- **WRITTEN INSTRUCTION**
Copy all the entries word for word, but omit the pictures.

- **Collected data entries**
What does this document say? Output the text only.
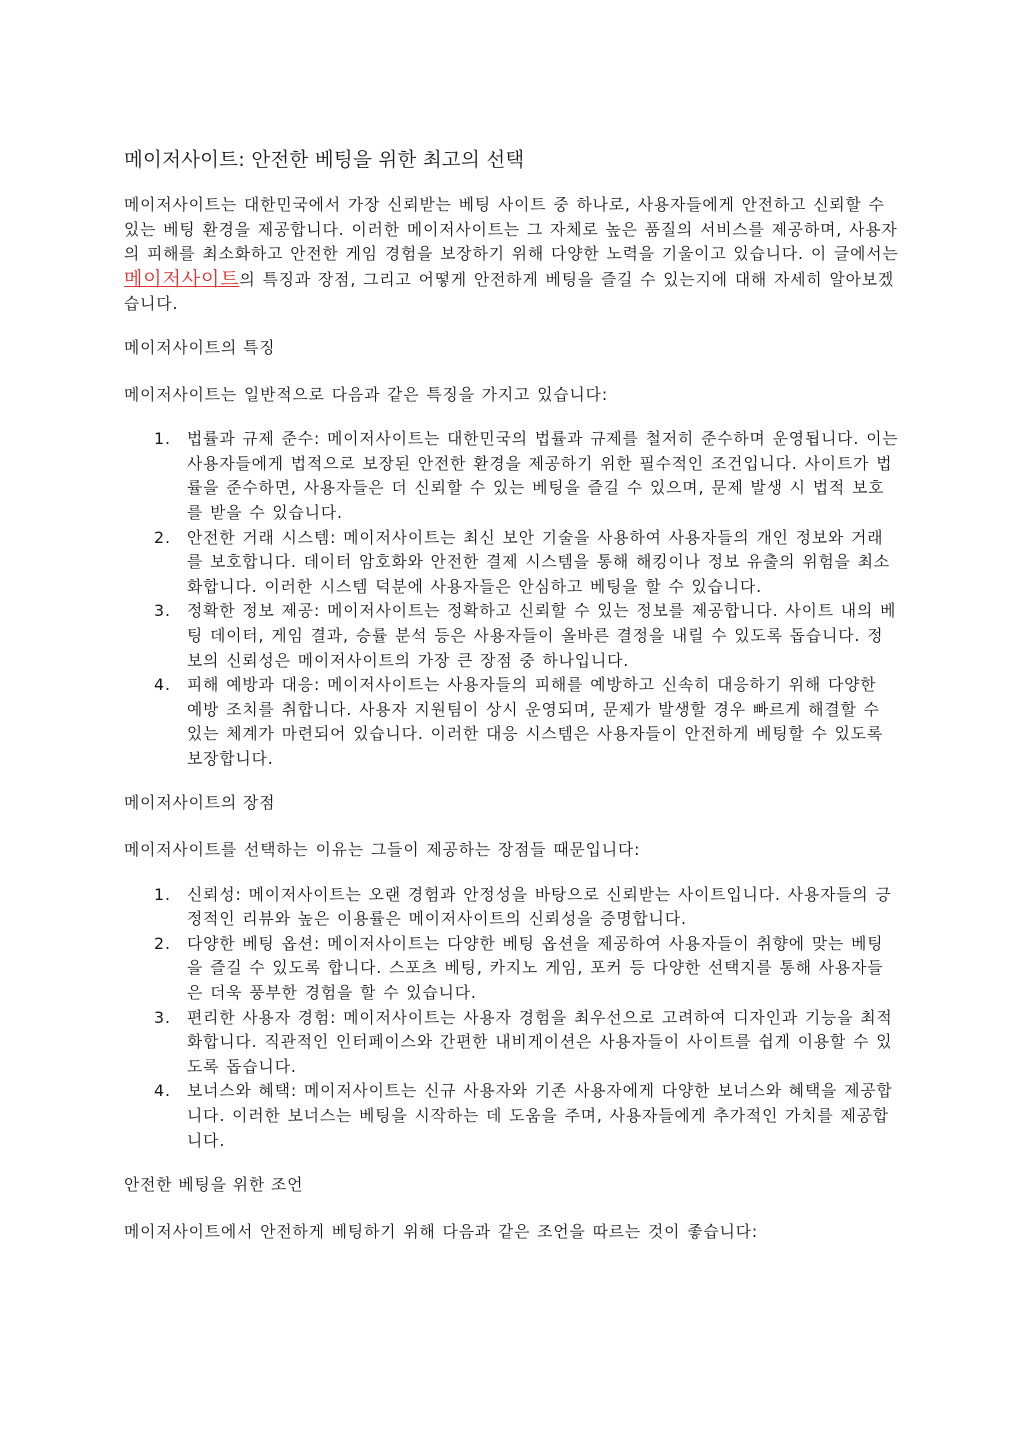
메이저사이트: 안전한 베팅을 위한 최고의 선택

메이저사이트는 대한민국에서 가장 신뢰받는 베팅 사이트 중 하나로, 사용자들에게 안전하고 신뢰할 수 있는 베팅 환경을 제공합니다. 이러한 메이저사이트는 그 자체로 높은 품질의 서비스를 제공하며, 사용자의 피해를 최소화하고 안전한 게임 경험을 보장하기 위해 다양한 노력을 기울이고 있습니다. 이 글에서는 메이저사이트의 특징과 장점, 그리고 어떻게 안전하게 베팅을 즐길 수 있는지에 대해 자세히 알아보겠습니다.

메이저사이트의 특징

메이저사이트는 일반적으로 다음과 같은 특징을 가지고 있습니다:

1. 법률과 규제 준수: 메이저사이트는 대한민국의 법률과 규제를 철저히 준수하며 운영됩니다. 이는 사용자들에게 법적으로 보장된 안전한 환경을 제공하기 위한 필수적인 조건입니다. 사이트가 법률을 준수하면, 사용자들은 더 신뢰할 수 있는 베팅을 즐길 수 있으며, 문제 발생 시 법적 보호를 받을 수 있습니다.
2. 안전한 거래 시스템: 메이저사이트는 최신 보안 기술을 사용하여 사용자들의 개인 정보와 거래를 보호합니다. 데이터 암호화와 안전한 결제 시스템을 통해 해킹이나 정보 유출의 위험을 최소화합니다. 이러한 시스템 덕분에 사용자들은 안심하고 베팅을 할 수 있습니다.
3. 정확한 정보 제공: 메이저사이트는 정확하고 신뢰할 수 있는 정보를 제공합니다. 사이트 내의 베팅 데이터, 게임 결과, 승률 분석 등은 사용자들이 올바른 결정을 내릴 수 있도록 돕습니다. 정보의 신뢰성은 메이저사이트의 가장 큰 장점 중 하나입니다.
4. 피해 예방과 대응: 메이저사이트는 사용자들의 피해를 예방하고 신속히 대응하기 위해 다양한 예방 조치를 취합니다. 사용자 지원팀이 상시 운영되며, 문제가 발생할 경우 빠르게 해결할 수 있는 체계가 마련되어 있습니다. 이러한 대응 시스템은 사용자들이 안전하게 베팅할 수 있도록 보장합니다.

메이저사이트의 장점

메이저사이트를 선택하는 이유는 그들이 제공하는 장점들 때문입니다:

1. 신뢰성: 메이저사이트는 오랜 경험과 안정성을 바탕으로 신뢰받는 사이트입니다. 사용자들의 긍정적인 리뷰와 높은 이용률은 메이저사이트의 신뢰성을 증명합니다.
2. 다양한 베팅 옵션: 메이저사이트는 다양한 베팅 옵션을 제공하여 사용자들이 취향에 맞는 베팅을 즐길 수 있도록 합니다. 스포츠 베팅, 카지노 게임, 포커 등 다양한 선택지를 통해 사용자들은 더욱 풍부한 경험을 할 수 있습니다.
3. 편리한 사용자 경험: 메이저사이트는 사용자 경험을 최우선으로 고려하여 디자인과 기능을 최적화합니다. 직관적인 인터페이스와 간편한 내비게이션은 사용자들이 사이트를 쉽게 이용할 수 있도록 돕습니다.
4. 보너스와 혜택: 메이저사이트는 신규 사용자와 기존 사용자에게 다양한 보너스와 혜택을 제공합니다. 이러한 보너스는 베팅을 시작하는 데 도움을 주며, 사용자들에게 추가적인 가치를 제공합니다.

안전한 베팅을 위한 조언

메이저사이트에서 안전하게 베팅하기 위해 다음과 같은 조언을 따르는 것이 좋습니다:
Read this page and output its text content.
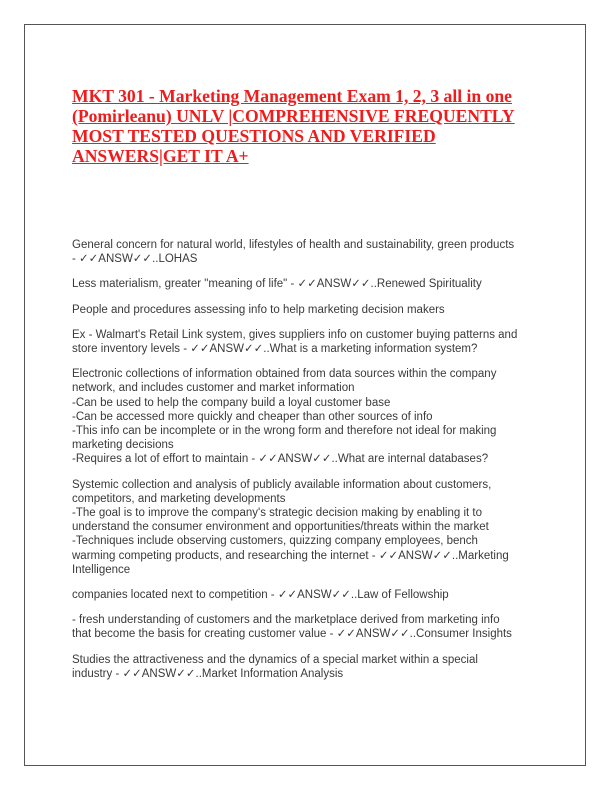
MKT 301 - Marketing Management Exam 1, 2, 3 all in one (Pomirleanu) UNLV |COMPREHENSIVE FREQUENTLY MOST TESTED QUESTIONS AND VERIFIED ANSWERS|GET IT A+

General concern for natural world, lifestyles of health and sustainability, green products
- ✓✓ANSW✓✓..LOHAS

Less materialism, greater "meaning of life" - ✓✓ANSW✓✓..Renewed Spirituality

People and procedures assessing info to help marketing decision makers

Ex - Walmart's Retail Link system, gives suppliers info on customer buying patterns and
store inventory levels - ✓✓ANSW✓✓..What is a marketing information system?

Electronic collections of information obtained from data sources within the company
network, and includes customer and market information
-Can be used to help the company build a loyal customer base
-Can be accessed more quickly and cheaper than other sources of info
-This info can be incomplete or in the wrong form and therefore not ideal for making
marketing decisions
-Requires a lot of effort to maintain - ✓✓ANSW✓✓..What are internal databases?

Systemic collection and analysis of publicly available information about customers,
competitors, and marketing developments
-The goal is to improve the company's strategic decision making by enabling it to
understand the consumer environment and opportunities/threats within the market
-Techniques include observing customers, quizzing company employees, bench
warming competing products, and researching the internet - ✓✓ANSW✓✓..Marketing
Intelligence

companies located next to competition - ✓✓ANSW✓✓..Law of Fellowship

- fresh understanding of customers and the marketplace derived from marketing info
that become the basis for creating customer value - ✓✓ANSW✓✓..Consumer Insights

Studies the attractiveness and the dynamics of a special market within a special
industry - ✓✓ANSW✓✓..Market Information Analysis
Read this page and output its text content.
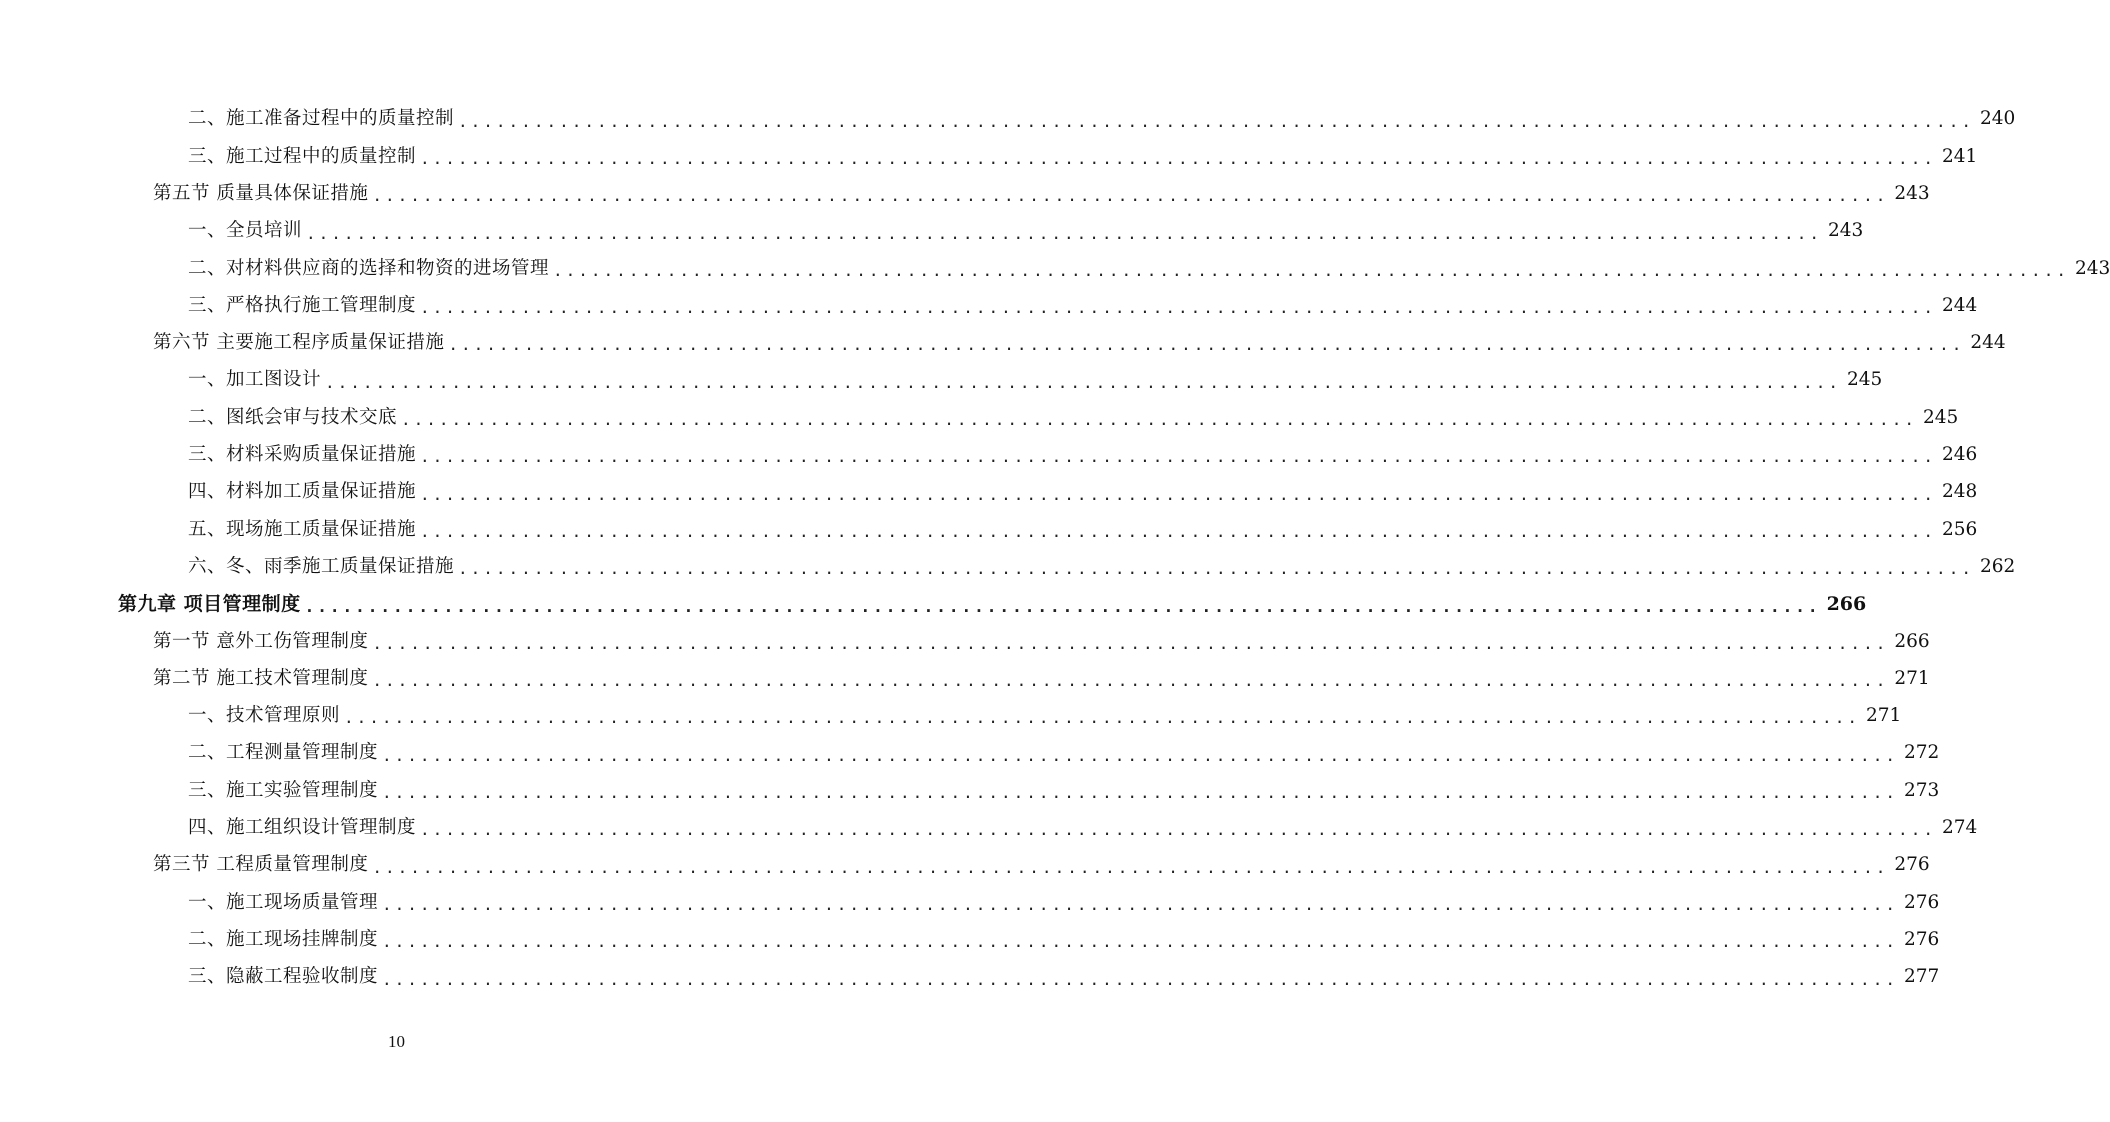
二、施工准备过程中的质量控制 ........................................................................................................................ 240
三、施工过程中的质量控制 ........................................................................................................................ 241
第五节 质量具体保证措施 ........................................................................................................................ 243
一、全员培训 ........................................................................................................................ 243
二、对材料供应商的选择和物资的进场管理 ........................................................................................................................ 243
三、严格执行施工管理制度 ........................................................................................................................ 244
第六节 主要施工程序质量保证措施 ........................................................................................................................ 244
一、加工图设计 ........................................................................................................................ 245
二、图纸会审与技术交底 ........................................................................................................................ 245
三、材料采购质量保证措施 ........................................................................................................................ 246
四、材料加工质量保证措施 ........................................................................................................................ 248
五、现场施工质量保证措施 ........................................................................................................................ 256
六、冬、雨季施工质量保证措施 ........................................................................................................................ 262
第九章 项目管理制度 ........................................................................................................................ 266
第一节 意外工伤管理制度 ........................................................................................................................ 266
第二节 施工技术管理制度 ........................................................................................................................ 271
一、技术管理原则 ........................................................................................................................ 271
二、工程测量管理制度 ........................................................................................................................ 272
三、施工实验管理制度 ........................................................................................................................ 273
四、施工组织设计管理制度 ........................................................................................................................ 274
第三节 工程质量管理制度 ........................................................................................................................ 276
一、施工现场质量管理 ........................................................................................................................ 276
二、施工现场挂牌制度 ........................................................................................................................ 276
三、隐蔽工程验收制度 ........................................................................................................................ 277
10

- **ANSWER TO THIS PROBLEM**
What does this document say? Output the text only.
메이저사이트: 안전한 베팅을 위한 최고의 선택

메이저사이트는 대한민국에서 가장 신뢰받는 베팅 사이트 중 하나로, 사용자들에게 안전하고 신뢰할 수 있는 베팅 환경을 제공합니다. 이러한 메이저사이트는 그 자체로 높은 품질의 서비스를 제공하며, 사용자의 피해를 최소화하고 안전한 게임 경험을 보장하기 위해 다양한 노력을 기울이고 있습니다. 이 글에서는 메이저사이트의 특징과 장점, 그리고 어떻게 안전하게 베팅을 즐길 수 있는지에 대해 자세히 알아보겠습니다.

메이저사이트의 특징

메이저사이트는 일반적으로 다음과 같은 특징을 가지고 있습니다:

1. 법률과 규제 준수: 메이저사이트는 대한민국의 법률과 규제를 철저히 준수하며 운영됩니다. 이는 사용자들에게 법적으로 보장된 안전한 환경을 제공하기 위한 필수적인 조건입니다. 사이트가 법률을 준수하면, 사용자들은 더 신뢰할 수 있는 베팅을 즐길 수 있으며, 문제 발생 시 법적 보호를 받을 수 있습니다.
2. 안전한 거래 시스템: 메이저사이트는 최신 보안 기술을 사용하여 사용자들의 개인 정보와 거래를 보호합니다. 데이터 암호화와 안전한 결제 시스템을 통해 해킹이나 정보 유출의 위험을 최소화합니다. 이러한 시스템 덕분에 사용자들은 안심하고 베팅을 할 수 있습니다.
3. 정확한 정보 제공: 메이저사이트는 정확하고 신뢰할 수 있는 정보를 제공합니다. 사이트 내의 베팅 데이터, 게임 결과, 승률 분석 등은 사용자들이 올바른 결정을 내릴 수 있도록 돕습니다. 정보의 신뢰성은 메이저사이트의 가장 큰 장점 중 하나입니다.
4. 피해 예방과 대응: 메이저사이트는 사용자들의 피해를 예방하고 신속히 대응하기 위해 다양한 예방 조치를 취합니다. 사용자 지원팀이 상시 운영되며, 문제가 발생할 경우 빠르게 해결할 수 있는 체계가 마련되어 있습니다. 이러한 대응 시스템은 사용자들이 안전하게 베팅할 수 있도록 보장합니다.

메이저사이트의 장점

메이저사이트를 선택하는 이유는 그들이 제공하는 장점들 때문입니다:

1. 신뢰성: 메이저사이트는 오랜 경험과 안정성을 바탕으로 신뢰받는 사이트입니다. 사용자들의 긍정적인 리뷰와 높은 이용률은 메이저사이트의 신뢰성을 증명합니다.
2. 다양한 베팅 옵션: 메이저사이트는 다양한 베팅 옵션을 제공하여 사용자들이 취향에 맞는 베팅을 즐길 수 있도록 합니다. 스포츠 베팅, 카지노 게임, 포커 등 다양한 선택지를 통해 사용자들은 더욱 풍부한 경험을 할 수 있습니다.
3. 편리한 사용자 경험: 메이저사이트는 사용자 경험을 최우선으로 고려하여 디자인과 기능을 최적화합니다. 직관적인 인터페이스와 간편한 내비게이션은 사용자들이 사이트를 쉽게 이용할 수 있도록 돕습니다.
4. 보너스와 혜택: 메이저사이트는 신규 사용자와 기존 사용자에게 다양한 보너스와 혜택을 제공합니다. 이러한 보너스는 베팅을 시작하는 데 도움을 주며, 사용자들에게 추가적인 가치를 제공합니다.

안전한 베팅을 위한 조언

메이저사이트에서 안전하게 베팅하기 위해 다음과 같은 조언을 따르는 것이 좋습니다:
Read this page and output its text content.
MKT 301 - Marketing Management Exam 1, 2, 3 all in one (Pomirleanu) UNLV |COMPREHENSIVE FREQUENTLY MOST TESTED QUESTIONS AND VERIFIED ANSWERS|GET IT A+

General concern for natural world, lifestyles of health and sustainability, green products
- ✓✓ANSW✓✓..LOHAS

Less materialism, greater "meaning of life" - ✓✓ANSW✓✓..Renewed Spirituality

People and procedures assessing info to help marketing decision makers

Ex - Walmart's Retail Link system, gives suppliers info on customer buying patterns and
store inventory levels - ✓✓ANSW✓✓..What is a marketing information system?

Electronic collections of information obtained from data sources within the company
network, and includes customer and market information
-Can be used to help the company build a loyal customer base
-Can be accessed more quickly and cheaper than other sources of info
-This info can be incomplete or in the wrong form and therefore not ideal for making
marketing decisions
-Requires a lot of effort to maintain - ✓✓ANSW✓✓..What are internal databases?

Systemic collection and analysis of publicly available information about customers,
competitors, and marketing developments
-The goal is to improve the company's strategic decision making by enabling it to
understand the consumer environment and opportunities/threats within the market
-Techniques include observing customers, quizzing company employees, bench
warming competing products, and researching the internet - ✓✓ANSW✓✓..Marketing
Intelligence

companies located next to competition - ✓✓ANSW✓✓..Law of Fellowship

- fresh understanding of customers and the marketplace derived from marketing info
that become the basis for creating customer value - ✓✓ANSW✓✓..Consumer Insights

Studies the attractiveness and the dynamics of a special market within a special
industry - ✓✓ANSW✓✓..Market Information Analysis
Read this page and output its text content.
二、施工准备过程中的质量控制 ........................................................................................................................ 240
三、施工过程中的质量控制 ........................................................................................................................ 241
第五节 质量具体保证措施 ........................................................................................................................ 243
一、全员培训 ........................................................................................................................ 243
二、对材料供应商的选择和物资的进场管理 ........................................................................................................................ 243
三、严格执行施工管理制度 ........................................................................................................................ 244
第六节 主要施工程序质量保证措施 ........................................................................................................................ 244
一、加工图设计 ........................................................................................................................ 245
二、图纸会审与技术交底 ........................................................................................................................ 245
三、材料采购质量保证措施 ........................................................................................................................ 246
四、材料加工质量保证措施 ........................................................................................................................ 248
五、现场施工质量保证措施 ........................................................................................................................ 256
六、冬、雨季施工质量保证措施 ........................................................................................................................ 262
第九章 项目管理制度 ........................................................................................................................ 266
第一节 意外工伤管理制度 ........................................................................................................................ 266
第二节 施工技术管理制度 ........................................................................................................................ 271
一、技术管理原则 ........................................................................................................................ 271
二、工程测量管理制度 ........................................................................................................................ 272
三、施工实验管理制度 ........................................................................................................................ 273
四、施工组织设计管理制度 ........................................................................................................................ 274
第三节 工程质量管理制度 ........................................................................................................................ 276
一、施工现场质量管理 ........................................................................................................................ 276
二、施工现场挂牌制度 ........................................................................................................................ 276
三、隐蔽工程验收制度 ........................................................................................................................ 277
10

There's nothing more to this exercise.